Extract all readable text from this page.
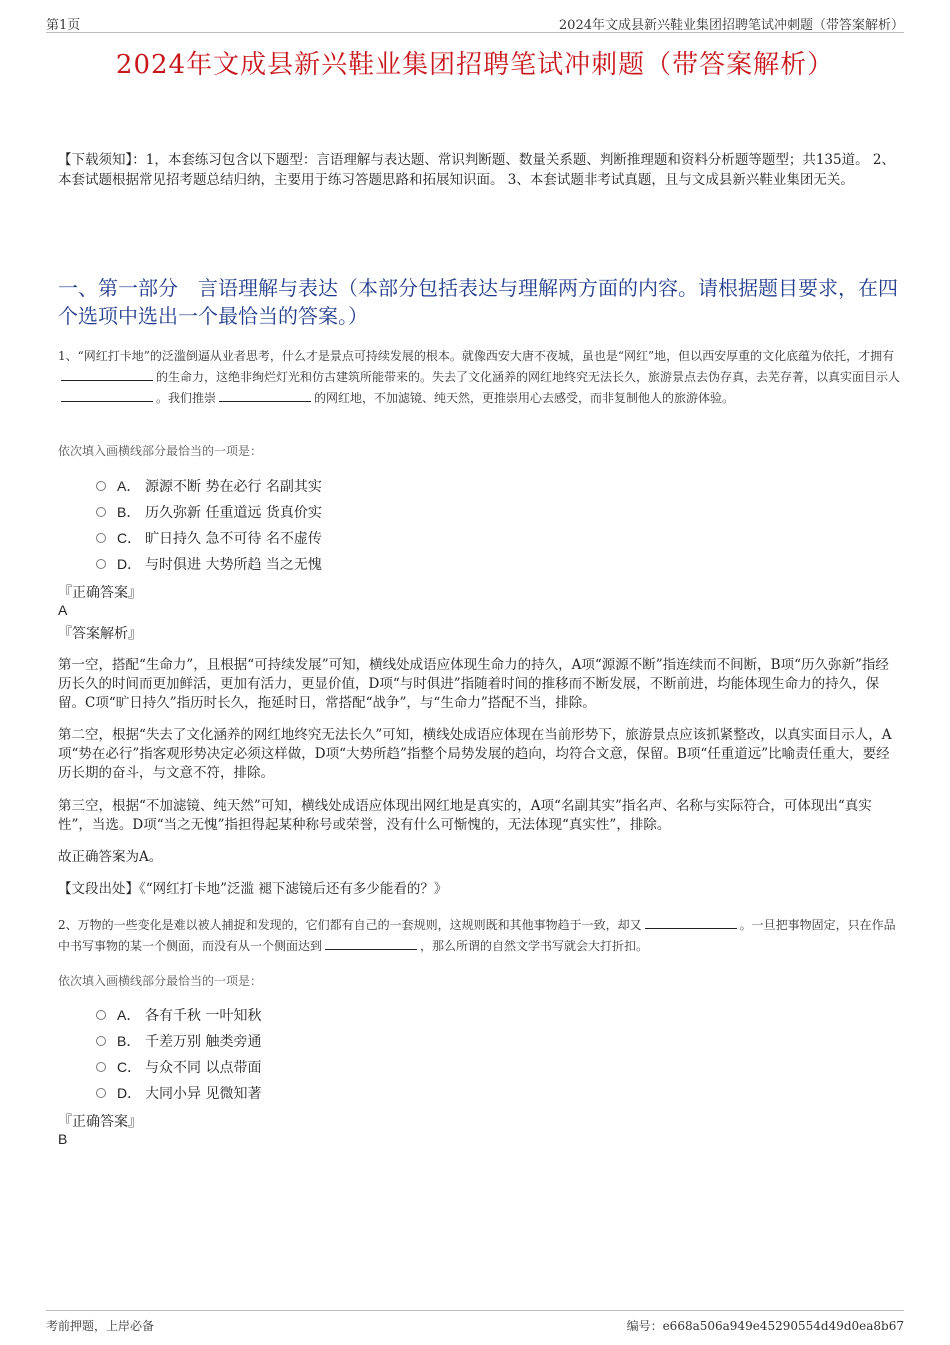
第1页	2024年文成县新兴鞋业集团招聘笔试冲刺题（带答案解析）
2024年文成县新兴鞋业集团招聘笔试冲刺题（带答案解析）
【下载须知】：1，本套练习包含以下题型：言语理解与表达题、常识判断题、数量关系题、判断推理题和资料分析题等题型；共135道。 2、本套试题根据常见招考题总结归纳，主要用于练习答题思路和拓展知识面。 3、本套试题非考试真题，且与文成县新兴鞋业集团无关。
一、第一部分　言语理解与表达（本部分包括表达与理解两方面的内容。请根据题目要求，在四个选项中选出一个最恰当的答案。）
1、“网红打卡地”的泛滥倒逼从业者思考，什么才是景点可持续发展的根本。就像西安大唐不夜城，虽也是“网红”地，但以西安厚重的文化底蕴为依托，才拥有的生命力，这绝非绚烂灯光和仿古建筑所能带来的。失去了文化涵养的网红地终究无法长久，旅游景点去伪存真，去芜存菁，以真实面目示人。我们推崇	的网红地，不加滤镜、纯天然，更推崇用心去感受，而非复制他人的旅游体验。
依次填入画横线部分最恰当的一项是：
A． 源源不断 势在必行 名副其实
B． 历久弥新 任重道远 货真价实
C． 旷日持久 急不可待 名不虚传
D． 与时俱进 大势所趋 当之无愧
『正确答案』
A
『答案解析』
第一空，搭配“生命力”，且根据“可持续发展”可知，横线处成语应体现生命力的持久，A项“源源不断”指连续而不间断，B项“历久弥新”指经历长久的时间而更加鲜活，更加有活力，更显价值，D项“与时俱进”指随着时间的推移而不断发展，不断前进，均能体现生命力的持久，保留。C项“旷日持久”指历时长久，拖延时日，常搭配“战争”，与“生命力”搭配不当，排除。
第二空，根据“失去了文化涵养的网红地终究无法长久”可知，横线处成语应体现在当前形势下，旅游景点应该抓紧整改，以真实面目示人，A项“势在必行”指客观形势决定必须这样做，D项“大势所趋”指整个局势发展的趋向，均符合文意，保留。B项“任重道远”比喻责任重大，要经历长期的奋斗，与文意不符，排除。
第三空，根据“不加滤镜、纯天然”可知，横线处成语应体现出网红地是真实的，A项“名副其实”指名声、名称与实际符合，可体现出“真实性”，当选。D项“当之无愧”指担得起某种称号或荣誉，没有什么可惭愧的，无法体现“真实性”，排除。
故正确答案为A。
【文段出处】《“网红打卡地”泛滥 褪下滤镜后还有多少能看的？》
2、万物的一些变化是难以被人捕捉和发现的，它们都有自己的一套规则，这规则既和其他事物趋于一致，却又	。一旦把事物固定，只在作品中书写事物的某一个侧面，而没有从一个侧面达到	，那么所谓的自然文学书写就会大打折扣。
依次填入画横线部分最恰当的一项是：
A． 各有千秋 一叶知秋
B． 千差万别 触类旁通
C． 与众不同 以点带面
D． 大同小异 见微知著
『正确答案』
B
考前押题，上岸必备	编号：e668a506a949e45290554d49d0ea8b67
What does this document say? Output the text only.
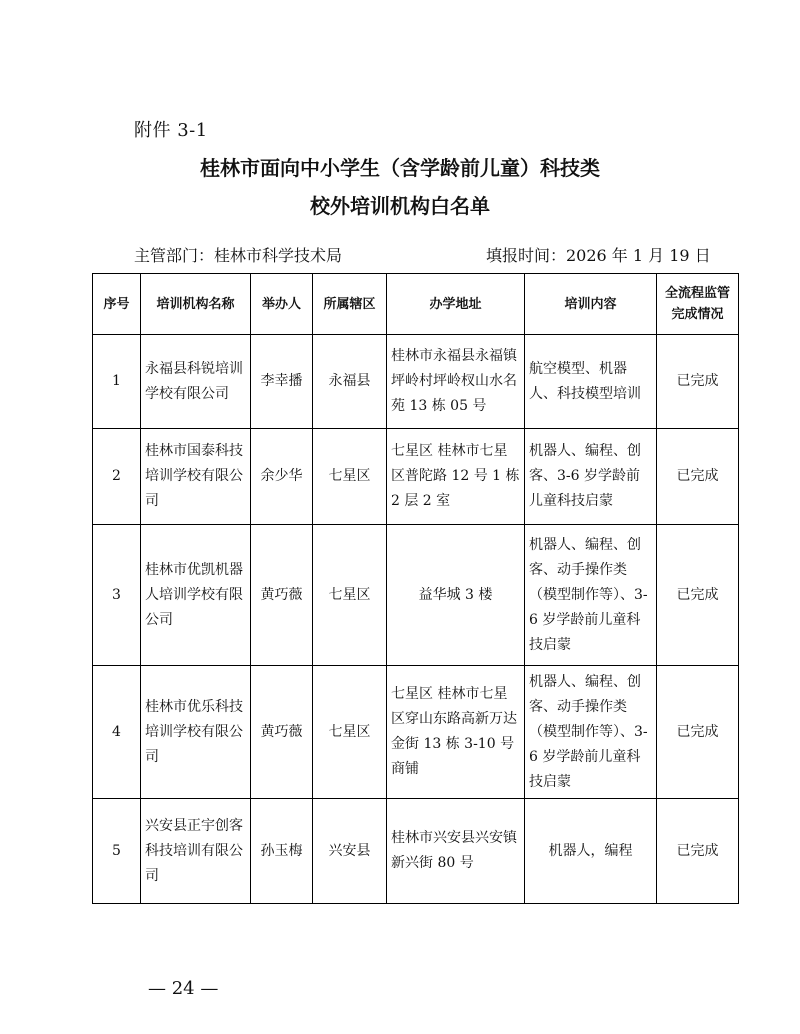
附件 3-1
桂林市面向中小学生（含学龄前儿童）科技类
校外培训机构白名单
主管部门：桂林市科学技术局	填报时间：2026 年 1 月 19 日
序号	培训机构名称	举办人	所属辖区	办学地址	培训内容	全流程监管完成情况
1	永福县科锐培训学校有限公司	李幸播	永福县	桂林市永福县永福镇坪岭村坪岭杈山水名苑 13 栋 05 号	航空模型、机器人、科技模型培训	已完成
2	桂林市国泰科技培训学校有限公司	余少华	七星区	七星区 桂林市七星区普陀路 12 号 1 栋 2 层 2 室	机器人、编程、创客、3-6 岁学龄前儿童科技启蒙	已完成
3	桂林市优凯机器人培训学校有限公司	黄巧薇	七星区	益华城 3 楼	机器人、编程、创客、动手操作类（模型制作等）、3-6 岁学龄前儿童科技启蒙	已完成
4	桂林市优乐科技培训学校有限公司	黄巧薇	七星区	七星区 桂林市七星区穿山东路高新万达金街 13 栋 3-10 号商铺	机器人、编程、创客、动手操作类（模型制作等）、3-6 岁学龄前儿童科技启蒙	已完成
5	兴安县正宇创客科技培训有限公司	孙玉梅	兴安县	桂林市兴安县兴安镇新兴街 80 号	机器人，编程	已完成
— 24 —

— EXERCISE AIM —
Each entry shown above must be quoted exactly, with its pictures left out.

— RESULT OF THIS EXERCISE —
Extract all readable text from this page.
第1页	2024年文成县新兴鞋业集团招聘笔试冲刺题（带答案解析）
2024年文成县新兴鞋业集团招聘笔试冲刺题（带答案解析）
【下载须知】：1，本套练习包含以下题型：言语理解与表达题、常识判断题、数量关系题、判断推理题和资料分析题等题型；共135道。 2、本套试题根据常见招考题总结归纳，主要用于练习答题思路和拓展知识面。 3、本套试题非考试真题，且与文成县新兴鞋业集团无关。
一、第一部分　言语理解与表达（本部分包括表达与理解两方面的内容。请根据题目要求，在四个选项中选出一个最恰当的答案。）
1、“网红打卡地”的泛滥倒逼从业者思考，什么才是景点可持续发展的根本。就像西安大唐不夜城，虽也是“网红”地，但以西安厚重的文化底蕴为依托，才拥有的生命力，这绝非绚烂灯光和仿古建筑所能带来的。失去了文化涵养的网红地终究无法长久，旅游景点去伪存真，去芜存菁，以真实面目示人。我们推崇	的网红地，不加滤镜、纯天然，更推崇用心去感受，而非复制他人的旅游体验。
依次填入画横线部分最恰当的一项是：
A． 源源不断 势在必行 名副其实
B． 历久弥新 任重道远 货真价实
C． 旷日持久 急不可待 名不虚传
D． 与时俱进 大势所趋 当之无愧
『正确答案』
A
『答案解析』
第一空，搭配“生命力”，且根据“可持续发展”可知，横线处成语应体现生命力的持久，A项“源源不断”指连续而不间断，B项“历久弥新”指经历长久的时间而更加鲜活，更加有活力，更显价值，D项“与时俱进”指随着时间的推移而不断发展，不断前进，均能体现生命力的持久，保留。C项“旷日持久”指历时长久，拖延时日，常搭配“战争”，与“生命力”搭配不当，排除。
第二空，根据“失去了文化涵养的网红地终究无法长久”可知，横线处成语应体现在当前形势下，旅游景点应该抓紧整改，以真实面目示人，A项“势在必行”指客观形势决定必须这样做，D项“大势所趋”指整个局势发展的趋向，均符合文意，保留。B项“任重道远”比喻责任重大，要经历长期的奋斗，与文意不符，排除。
第三空，根据“不加滤镜、纯天然”可知，横线处成语应体现出网红地是真实的，A项“名副其实”指名声、名称与实际符合，可体现出“真实性”，当选。D项“当之无愧”指担得起某种称号或荣誉，没有什么可惭愧的，无法体现“真实性”，排除。
故正确答案为A。
【文段出处】《“网红打卡地”泛滥 褪下滤镜后还有多少能看的？》
2、万物的一些变化是难以被人捕捉和发现的，它们都有自己的一套规则，这规则既和其他事物趋于一致，却又	。一旦把事物固定，只在作品中书写事物的某一个侧面，而没有从一个侧面达到	，那么所谓的自然文学书写就会大打折扣。
依次填入画横线部分最恰当的一项是：
A． 各有千秋 一叶知秋
B． 千差万别 触类旁通
C． 与众不同 以点带面
D． 大同小异 见微知著
『正确答案』
B
考前押题，上岸必备	编号：e668a506a949e45290554d49d0ea8b67
What does this document say? Output the text only.
附件 3-1
桂林市面向中小学生（含学龄前儿童）科技类
校外培训机构白名单
主管部门：桂林市科学技术局	填报时间：2026 年 1 月 19 日
序号	培训机构名称	举办人	所属辖区	办学地址	培训内容	全流程监管完成情况
1	永福县科锐培训学校有限公司	李幸播	永福县	桂林市永福县永福镇坪岭村坪岭杈山水名苑 13 栋 05 号	航空模型、机器人、科技模型培训	已完成
2	桂林市国泰科技培训学校有限公司	余少华	七星区	七星区 桂林市七星区普陀路 12 号 1 栋 2 层 2 室	机器人、编程、创客、3-6 岁学龄前儿童科技启蒙	已完成
3	桂林市优凯机器人培训学校有限公司	黄巧薇	七星区	益华城 3 楼	机器人、编程、创客、动手操作类（模型制作等）、3-6 岁学龄前儿童科技启蒙	已完成
4	桂林市优乐科技培训学校有限公司	黄巧薇	七星区	七星区 桂林市七星区穿山东路高新万达金街 13 栋 3-10 号商铺	机器人、编程、创客、动手操作类（模型制作等）、3-6 岁学龄前儿童科技启蒙	已完成
5	兴安县正宇创客科技培训有限公司	孙玉梅	兴安县	桂林市兴安县兴安镇新兴街 80 号	机器人，编程	已完成
— 24 —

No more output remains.